(Figure record extracts)
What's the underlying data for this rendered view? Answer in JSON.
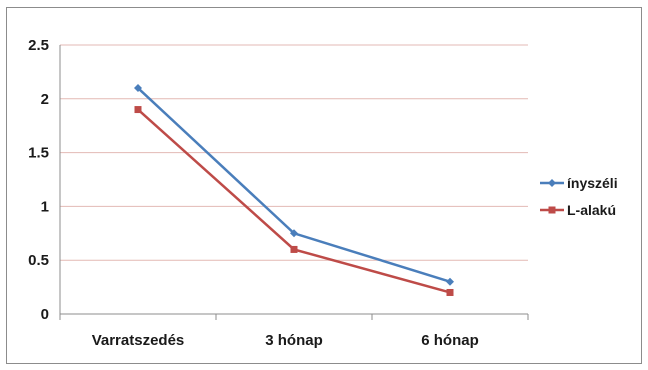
{
  "chart_data": {
    "type": "line",
    "categories": [
      "Varratszedés",
      "3 hónap",
      "6 hónap"
    ],
    "y_ticks": [
      "0",
      "0.5",
      "1",
      "1.5",
      "2",
      "2.5"
    ],
    "ylim": [
      0,
      2.5
    ],
    "grid": true,
    "legend_position": "right",
    "series": [
      {
        "name": "ínyszéli",
        "values": [
          2.1,
          0.75,
          0.3
        ],
        "color": "#4a7ebb"
      },
      {
        "name": "L-alakú",
        "values": [
          1.9,
          0.6,
          0.2
        ],
        "color": "#be4b48"
      }
    ]
  }
}
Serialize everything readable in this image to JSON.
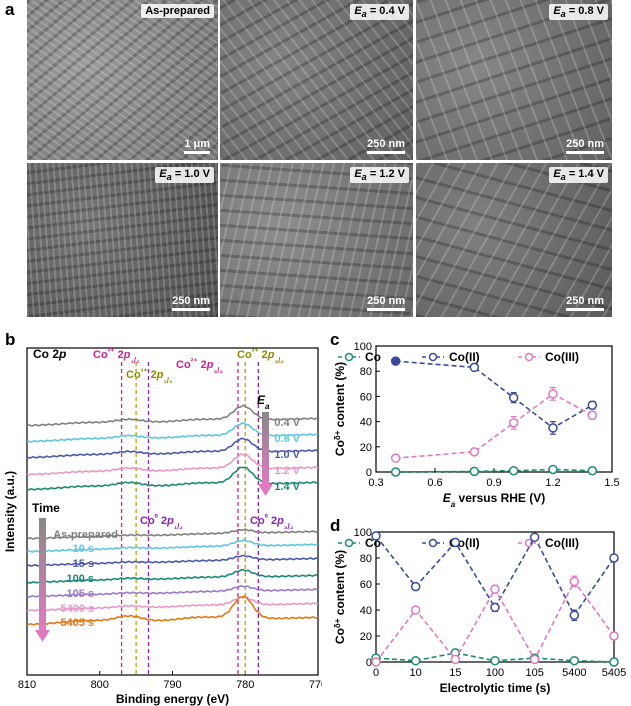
{
  "panel_a": {
    "label": "a",
    "images": [
      {
        "label": "As-prepared",
        "ea": "",
        "scale": "1 μm",
        "tone": "#8a8a8a"
      },
      {
        "label": "",
        "ea": "0.4 V",
        "scale": "250 nm",
        "tone": "#6f6f6f"
      },
      {
        "label": "",
        "ea": "0.8 V",
        "scale": "250 nm",
        "tone": "#727272"
      },
      {
        "label": "",
        "ea": "1.0 V",
        "scale": "250 nm",
        "tone": "#5f5f5f"
      },
      {
        "label": "",
        "ea": "1.2 V",
        "scale": "250 nm",
        "tone": "#7a7a7a"
      },
      {
        "label": "",
        "ea": "1.4 V",
        "scale": "250 nm",
        "tone": "#6a6a6a"
      }
    ],
    "ea_symbol": "E",
    "ea_sub": "a"
  },
  "chart_data": [
    {
      "panel": "b",
      "type": "line",
      "title": "Co 2p",
      "xlabel": "Binding energy (eV)",
      "ylabel": "Intensity (a.u.)",
      "xlim": [
        810,
        770
      ],
      "xticks": [
        810,
        800,
        790,
        780,
        770
      ],
      "peak_lines": [
        {
          "x": 797,
          "color": "#cc2288"
        },
        {
          "x": 795,
          "color": "#b5a400"
        },
        {
          "x": 793.3,
          "color": "#8a22b0"
        },
        {
          "x": 781,
          "color": "#cc2288"
        },
        {
          "x": 780,
          "color": "#b5a400"
        },
        {
          "x": 778.2,
          "color": "#8a22b0"
        }
      ],
      "annotations": [
        {
          "text": "Co²⁺ 2p₁/₂",
          "color": "#cc2288"
        },
        {
          "text": "Co³⁺ 2p₁/₂",
          "color": "#8a8a00"
        },
        {
          "text": "Co²⁺ 2p₃/₂",
          "color": "#cc2288"
        },
        {
          "text": "Co³⁺ 2p₃/₂",
          "color": "#8a8a00"
        },
        {
          "text": "Co⁰ 2p₁/₂",
          "color": "#8a22b0"
        },
        {
          "text": "Co⁰ 2p₃/₂",
          "color": "#8a22b0"
        }
      ],
      "ea_arrow_label": "E",
      "time_arrow_label": "Time",
      "series": [
        {
          "name": "0.4 V",
          "color": "#808080"
        },
        {
          "name": "0.8 V",
          "color": "#5bc8e0"
        },
        {
          "name": "1.0 V",
          "color": "#4a5aa8"
        },
        {
          "name": "1.2 V",
          "color": "#e898c8"
        },
        {
          "name": "1.4 V",
          "color": "#1a8a78"
        },
        {
          "name": "As-prepared",
          "color": "#808080"
        },
        {
          "name": "10 s",
          "color": "#5bc8e0"
        },
        {
          "name": "15 s",
          "color": "#4a5aa8"
        },
        {
          "name": "100 s",
          "color": "#1a8a78"
        },
        {
          "name": "105 s",
          "color": "#9a7ac8"
        },
        {
          "name": "5400 s",
          "color": "#e898c8"
        },
        {
          "name": "5405 s",
          "color": "#e07818"
        }
      ]
    },
    {
      "panel": "c",
      "type": "line",
      "xlabel": "E versus RHE (V)",
      "ylabel": "Co content (%)",
      "xlim": [
        0.3,
        1.5
      ],
      "ylim": [
        0,
        100
      ],
      "xticks": [
        0.3,
        0.6,
        0.9,
        1.2,
        1.5
      ],
      "yticks": [
        0,
        20,
        40,
        60,
        80,
        100
      ],
      "x": [
        0.4,
        0.8,
        1.0,
        1.2,
        1.4
      ],
      "series": [
        {
          "name": "Co",
          "color": "#1a8a78",
          "values": [
            0,
            0.5,
            1,
            2,
            1
          ]
        },
        {
          "name": "Co(II)",
          "color": "#3a4a98",
          "values": [
            88,
            83,
            59,
            35,
            53
          ],
          "err": [
            0,
            0,
            4,
            5,
            3
          ]
        },
        {
          "name": "Co(III)",
          "color": "#e07ac0",
          "values": [
            11,
            16,
            39,
            62,
            45
          ],
          "err": [
            0,
            0,
            5,
            5,
            3
          ]
        }
      ]
    },
    {
      "panel": "d",
      "type": "line",
      "xlabel": "Electrolytic time (s)",
      "ylabel": "Co content (%)",
      "ylim": [
        0,
        100
      ],
      "yticks": [
        0,
        20,
        40,
        60,
        80,
        100
      ],
      "categories": [
        "0",
        "10",
        "15",
        "100",
        "105",
        "5400",
        "5405"
      ],
      "series": [
        {
          "name": "Co",
          "color": "#1a8a78",
          "values": [
            3,
            1,
            7,
            1,
            3,
            1,
            0
          ]
        },
        {
          "name": "Co(II)",
          "color": "#3a4a98",
          "values": [
            97,
            58,
            92,
            42,
            96,
            36,
            80
          ],
          "err": [
            0,
            2,
            2,
            3,
            2,
            4,
            2
          ]
        },
        {
          "name": "Co(III)",
          "color": "#e07ac0",
          "values": [
            0,
            40,
            2,
            56,
            2,
            62,
            20
          ],
          "err": [
            0,
            2,
            2,
            3,
            2,
            4,
            2
          ]
        }
      ]
    }
  ]
}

- **PROBLEM TO WORK ON**:
Exclude the images and reproduce the remaining data exactly.

- **RESULT OF THIS EXERCISE**:
What's the underlying data for this rendered view? Answer in JSON.
{
  "chart_data": {
    "type": "line",
    "categories": [
      "Varratszedés",
      "3 hónap",
      "6 hónap"
    ],
    "y_ticks": [
      "0",
      "0.5",
      "1",
      "1.5",
      "2",
      "2.5"
    ],
    "ylim": [
      0,
      2.5
    ],
    "grid": true,
    "legend_position": "right",
    "series": [
      {
        "name": "ínyszéli",
        "values": [
          2.1,
          0.75,
          0.3
        ],
        "color": "#4a7ebb"
      },
      {
        "name": "L-alakú",
        "values": [
          1.9,
          0.6,
          0.2
        ],
        "color": "#be4b48"
      }
    ]
  }
}
Serialize everything readable in this image to JSON.
{
  "panel_a": {
    "label": "a",
    "images": [
      {
        "label": "As-prepared",
        "ea": "",
        "scale": "1 μm",
        "tone": "#8a8a8a"
      },
      {
        "label": "",
        "ea": "0.4 V",
        "scale": "250 nm",
        "tone": "#6f6f6f"
      },
      {
        "label": "",
        "ea": "0.8 V",
        "scale": "250 nm",
        "tone": "#727272"
      },
      {
        "label": "",
        "ea": "1.0 V",
        "scale": "250 nm",
        "tone": "#5f5f5f"
      },
      {
        "label": "",
        "ea": "1.2 V",
        "scale": "250 nm",
        "tone": "#7a7a7a"
      },
      {
        "label": "",
        "ea": "1.4 V",
        "scale": "250 nm",
        "tone": "#6a6a6a"
      }
    ],
    "ea_symbol": "E",
    "ea_sub": "a"
  },
  "chart_data": [
    {
      "panel": "b",
      "type": "line",
      "title": "Co 2p",
      "xlabel": "Binding energy (eV)",
      "ylabel": "Intensity (a.u.)",
      "xlim": [
        810,
        770
      ],
      "xticks": [
        810,
        800,
        790,
        780,
        770
      ],
      "peak_lines": [
        {
          "x": 797,
          "color": "#cc2288"
        },
        {
          "x": 795,
          "color": "#b5a400"
        },
        {
          "x": 793.3,
          "color": "#8a22b0"
        },
        {
          "x": 781,
          "color": "#cc2288"
        },
        {
          "x": 780,
          "color": "#b5a400"
        },
        {
          "x": 778.2,
          "color": "#8a22b0"
        }
      ],
      "annotations": [
        {
          "text": "Co²⁺ 2p₁/₂",
          "color": "#cc2288"
        },
        {
          "text": "Co³⁺ 2p₁/₂",
          "color": "#8a8a00"
        },
        {
          "text": "Co²⁺ 2p₃/₂",
          "color": "#cc2288"
        },
        {
          "text": "Co³⁺ 2p₃/₂",
          "color": "#8a8a00"
        },
        {
          "text": "Co⁰ 2p₁/₂",
          "color": "#8a22b0"
        },
        {
          "text": "Co⁰ 2p₃/₂",
          "color": "#8a22b0"
        }
      ],
      "ea_arrow_label": "E",
      "time_arrow_label": "Time",
      "series": [
        {
          "name": "0.4 V",
          "color": "#808080"
        },
        {
          "name": "0.8 V",
          "color": "#5bc8e0"
        },
        {
          "name": "1.0 V",
          "color": "#4a5aa8"
        },
        {
          "name": "1.2 V",
          "color": "#e898c8"
        },
        {
          "name": "1.4 V",
          "color": "#1a8a78"
        },
        {
          "name": "As-prepared",
          "color": "#808080"
        },
        {
          "name": "10 s",
          "color": "#5bc8e0"
        },
        {
          "name": "15 s",
          "color": "#4a5aa8"
        },
        {
          "name": "100 s",
          "color": "#1a8a78"
        },
        {
          "name": "105 s",
          "color": "#9a7ac8"
        },
        {
          "name": "5400 s",
          "color": "#e898c8"
        },
        {
          "name": "5405 s",
          "color": "#e07818"
        }
      ]
    },
    {
      "panel": "c",
      "type": "line",
      "xlabel": "E versus RHE (V)",
      "ylabel": "Co content (%)",
      "xlim": [
        0.3,
        1.5
      ],
      "ylim": [
        0,
        100
      ],
      "xticks": [
        0.3,
        0.6,
        0.9,
        1.2,
        1.5
      ],
      "yticks": [
        0,
        20,
        40,
        60,
        80,
        100
      ],
      "x": [
        0.4,
        0.8,
        1.0,
        1.2,
        1.4
      ],
      "series": [
        {
          "name": "Co",
          "color": "#1a8a78",
          "values": [
            0,
            0.5,
            1,
            2,
            1
          ]
        },
        {
          "name": "Co(II)",
          "color": "#3a4a98",
          "values": [
            88,
            83,
            59,
            35,
            53
          ],
          "err": [
            0,
            0,
            4,
            5,
            3
          ]
        },
        {
          "name": "Co(III)",
          "color": "#e07ac0",
          "values": [
            11,
            16,
            39,
            62,
            45
          ],
          "err": [
            0,
            0,
            5,
            5,
            3
          ]
        }
      ]
    },
    {
      "panel": "d",
      "type": "line",
      "xlabel": "Electrolytic time (s)",
      "ylabel": "Co content (%)",
      "ylim": [
        0,
        100
      ],
      "yticks": [
        0,
        20,
        40,
        60,
        80,
        100
      ],
      "categories": [
        "0",
        "10",
        "15",
        "100",
        "105",
        "5400",
        "5405"
      ],
      "series": [
        {
          "name": "Co",
          "color": "#1a8a78",
          "values": [
            3,
            1,
            7,
            1,
            3,
            1,
            0
          ]
        },
        {
          "name": "Co(II)",
          "color": "#3a4a98",
          "values": [
            97,
            58,
            92,
            42,
            96,
            36,
            80
          ],
          "err": [
            0,
            2,
            2,
            3,
            2,
            4,
            2
          ]
        },
        {
          "name": "Co(III)",
          "color": "#e07ac0",
          "values": [
            0,
            40,
            2,
            56,
            2,
            62,
            20
          ],
          "err": [
            0,
            2,
            2,
            3,
            2,
            4,
            2
          ]
        }
      ]
    }
  ]
}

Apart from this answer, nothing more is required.